Problem description: Every line of the records must be repeated exactly; pictures stay out.
>> BEGIN
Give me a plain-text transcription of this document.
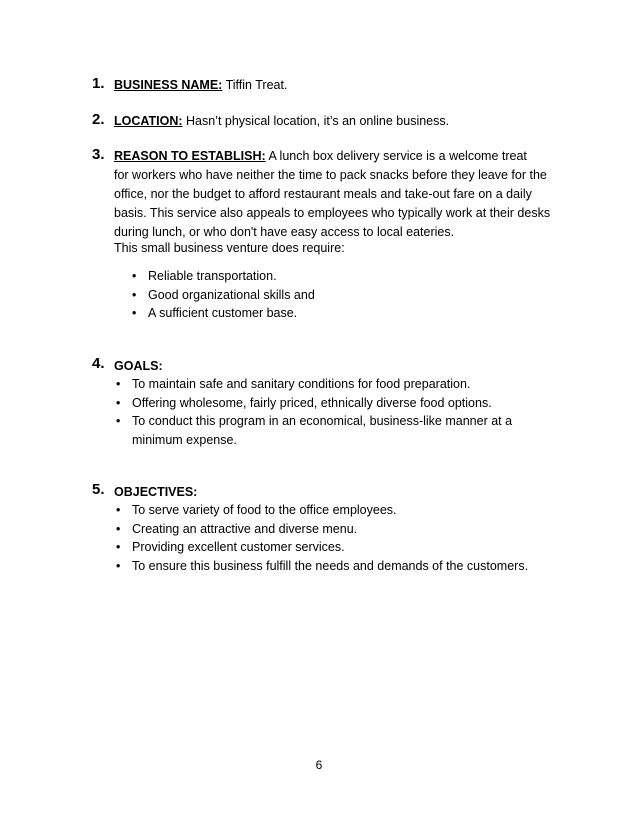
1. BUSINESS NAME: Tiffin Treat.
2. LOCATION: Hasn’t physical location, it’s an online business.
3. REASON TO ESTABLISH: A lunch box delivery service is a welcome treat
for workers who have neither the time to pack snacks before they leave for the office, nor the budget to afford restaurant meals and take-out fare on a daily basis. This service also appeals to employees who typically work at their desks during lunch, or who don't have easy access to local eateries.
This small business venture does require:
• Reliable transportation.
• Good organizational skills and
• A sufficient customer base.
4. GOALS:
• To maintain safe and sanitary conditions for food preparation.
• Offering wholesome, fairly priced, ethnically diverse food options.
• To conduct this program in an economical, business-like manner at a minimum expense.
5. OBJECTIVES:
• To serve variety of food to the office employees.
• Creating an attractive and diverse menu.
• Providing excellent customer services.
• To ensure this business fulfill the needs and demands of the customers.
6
>> END
Expected answer:
Give me a plain-text transcription of this document.
1. BUSINESS NAME: Tiffin Treat.
2. LOCATION: Hasn’t physical location, it’s an online business.
3. REASON TO ESTABLISH: A lunch box delivery service is a welcome treat
for workers who have neither the time to pack snacks before they leave for the office, nor the budget to afford restaurant meals and take-out fare on a daily basis. This service also appeals to employees who typically work at their desks during lunch, or who don't have easy access to local eateries.
This small business venture does require:
• Reliable transportation.
• Good organizational skills and
• A sufficient customer base.
4. GOALS:
• To maintain safe and sanitary conditions for food preparation.
• Offering wholesome, fairly priced, ethnically diverse food options.
• To conduct this program in an economical, business-like manner at a minimum expense.
5. OBJECTIVES:
• To serve variety of food to the office employees.
• Creating an attractive and diverse menu.
• Providing excellent customer services.
• To ensure this business fulfill the needs and demands of the customers.
6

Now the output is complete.